* TASK DIRECTIONS *
Return every line of the data exactly as it stands.

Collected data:
-=-=-=-=-
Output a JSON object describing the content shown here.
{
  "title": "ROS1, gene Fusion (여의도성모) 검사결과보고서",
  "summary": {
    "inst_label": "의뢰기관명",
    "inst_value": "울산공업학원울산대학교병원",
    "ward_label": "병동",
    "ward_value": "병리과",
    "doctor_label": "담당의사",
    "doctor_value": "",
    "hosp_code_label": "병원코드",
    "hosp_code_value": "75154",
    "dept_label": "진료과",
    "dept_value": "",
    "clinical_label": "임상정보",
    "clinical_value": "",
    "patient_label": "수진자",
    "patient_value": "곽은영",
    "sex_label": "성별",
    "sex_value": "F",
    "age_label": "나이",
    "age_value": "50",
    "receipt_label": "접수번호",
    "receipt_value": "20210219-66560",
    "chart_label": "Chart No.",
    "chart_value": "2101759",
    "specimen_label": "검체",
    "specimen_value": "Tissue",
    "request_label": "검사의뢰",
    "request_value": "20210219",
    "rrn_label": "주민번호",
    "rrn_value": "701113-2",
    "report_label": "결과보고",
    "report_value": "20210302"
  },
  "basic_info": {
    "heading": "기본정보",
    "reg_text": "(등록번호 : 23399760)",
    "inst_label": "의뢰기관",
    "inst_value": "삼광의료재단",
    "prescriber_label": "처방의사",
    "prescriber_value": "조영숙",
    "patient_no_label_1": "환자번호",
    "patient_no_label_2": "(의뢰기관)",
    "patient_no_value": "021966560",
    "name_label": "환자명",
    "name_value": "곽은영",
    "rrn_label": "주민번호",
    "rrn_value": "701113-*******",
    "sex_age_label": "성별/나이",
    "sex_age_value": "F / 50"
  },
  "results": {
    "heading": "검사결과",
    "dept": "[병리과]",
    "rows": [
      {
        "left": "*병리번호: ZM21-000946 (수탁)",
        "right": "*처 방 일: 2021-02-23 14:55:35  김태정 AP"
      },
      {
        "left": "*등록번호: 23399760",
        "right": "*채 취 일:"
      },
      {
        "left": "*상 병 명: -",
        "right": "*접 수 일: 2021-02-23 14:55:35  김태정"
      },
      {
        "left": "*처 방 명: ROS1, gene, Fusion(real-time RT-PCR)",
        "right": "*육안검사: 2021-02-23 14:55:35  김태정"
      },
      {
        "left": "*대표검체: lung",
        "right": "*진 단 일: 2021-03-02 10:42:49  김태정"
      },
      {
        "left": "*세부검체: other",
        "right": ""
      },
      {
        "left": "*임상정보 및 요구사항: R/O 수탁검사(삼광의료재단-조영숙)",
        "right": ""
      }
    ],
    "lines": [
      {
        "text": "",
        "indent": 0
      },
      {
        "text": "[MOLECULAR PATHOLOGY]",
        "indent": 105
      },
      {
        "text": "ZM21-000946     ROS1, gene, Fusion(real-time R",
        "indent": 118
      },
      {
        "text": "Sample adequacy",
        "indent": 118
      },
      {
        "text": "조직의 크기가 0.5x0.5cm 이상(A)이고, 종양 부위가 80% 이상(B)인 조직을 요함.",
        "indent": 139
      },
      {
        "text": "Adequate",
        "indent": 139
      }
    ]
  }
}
-=-=-=-=-
* TASK ANSWER *
Output a JSON object describing the content shown here.
{
  "title": "ROS1, gene Fusion (여의도성모) 검사결과보고서",
  "summary": {
    "inst_label": "의뢰기관명",
    "inst_value": "울산공업학원울산대학교병원",
    "ward_label": "병동",
    "ward_value": "병리과",
    "doctor_label": "담당의사",
    "doctor_value": "",
    "hosp_code_label": "병원코드",
    "hosp_code_value": "75154",
    "dept_label": "진료과",
    "dept_value": "",
    "clinical_label": "임상정보",
    "clinical_value": "",
    "patient_label": "수진자",
    "patient_value": "곽은영",
    "sex_label": "성별",
    "sex_value": "F",
    "age_label": "나이",
    "age_value": "50",
    "receipt_label": "접수번호",
    "receipt_value": "20210219-66560",
    "chart_label": "Chart No.",
    "chart_value": "2101759",
    "specimen_label": "검체",
    "specimen_value": "Tissue",
    "request_label": "검사의뢰",
    "request_value": "20210219",
    "rrn_label": "주민번호",
    "rrn_value": "701113-2",
    "report_label": "결과보고",
    "report_value": "20210302"
  },
  "basic_info": {
    "heading": "기본정보",
    "reg_text": "(등록번호 : 23399760)",
    "inst_label": "의뢰기관",
    "inst_value": "삼광의료재단",
    "prescriber_label": "처방의사",
    "prescriber_value": "조영숙",
    "patient_no_label_1": "환자번호",
    "patient_no_label_2": "(의뢰기관)",
    "patient_no_value": "021966560",
    "name_label": "환자명",
    "name_value": "곽은영",
    "rrn_label": "주민번호",
    "rrn_value": "701113-*******",
    "sex_age_label": "성별/나이",
    "sex_age_value": "F / 50"
  },
  "results": {
    "heading": "검사결과",
    "dept": "[병리과]",
    "rows": [
      {
        "left": "*병리번호: ZM21-000946 (수탁)",
        "right": "*처 방 일: 2021-02-23 14:55:35  김태정 AP"
      },
      {
        "left": "*등록번호: 23399760",
        "right": "*채 취 일:"
      },
      {
        "left": "*상 병 명: -",
        "right": "*접 수 일: 2021-02-23 14:55:35  김태정"
      },
      {
        "left": "*처 방 명: ROS1, gene, Fusion(real-time RT-PCR)",
        "right": "*육안검사: 2021-02-23 14:55:35  김태정"
      },
      {
        "left": "*대표검체: lung",
        "right": "*진 단 일: 2021-03-02 10:42:49  김태정"
      },
      {
        "left": "*세부검체: other",
        "right": ""
      },
      {
        "left": "*임상정보 및 요구사항: R/O 수탁검사(삼광의료재단-조영숙)",
        "right": ""
      }
    ],
    "lines": [
      {
        "text": "",
        "indent": 0
      },
      {
        "text": "[MOLECULAR PATHOLOGY]",
        "indent": 105
      },
      {
        "text": "ZM21-000946     ROS1, gene, Fusion(real-time R",
        "indent": 118
      },
      {
        "text": "Sample adequacy",
        "indent": 118
      },
      {
        "text": "조직의 크기가 0.5x0.5cm 이상(A)이고, 종양 부위가 80% 이상(B)인 조직을 요함.",
        "indent": 139
      },
      {
        "text": "Adequate",
        "indent": 139
      }
    ]
  }
}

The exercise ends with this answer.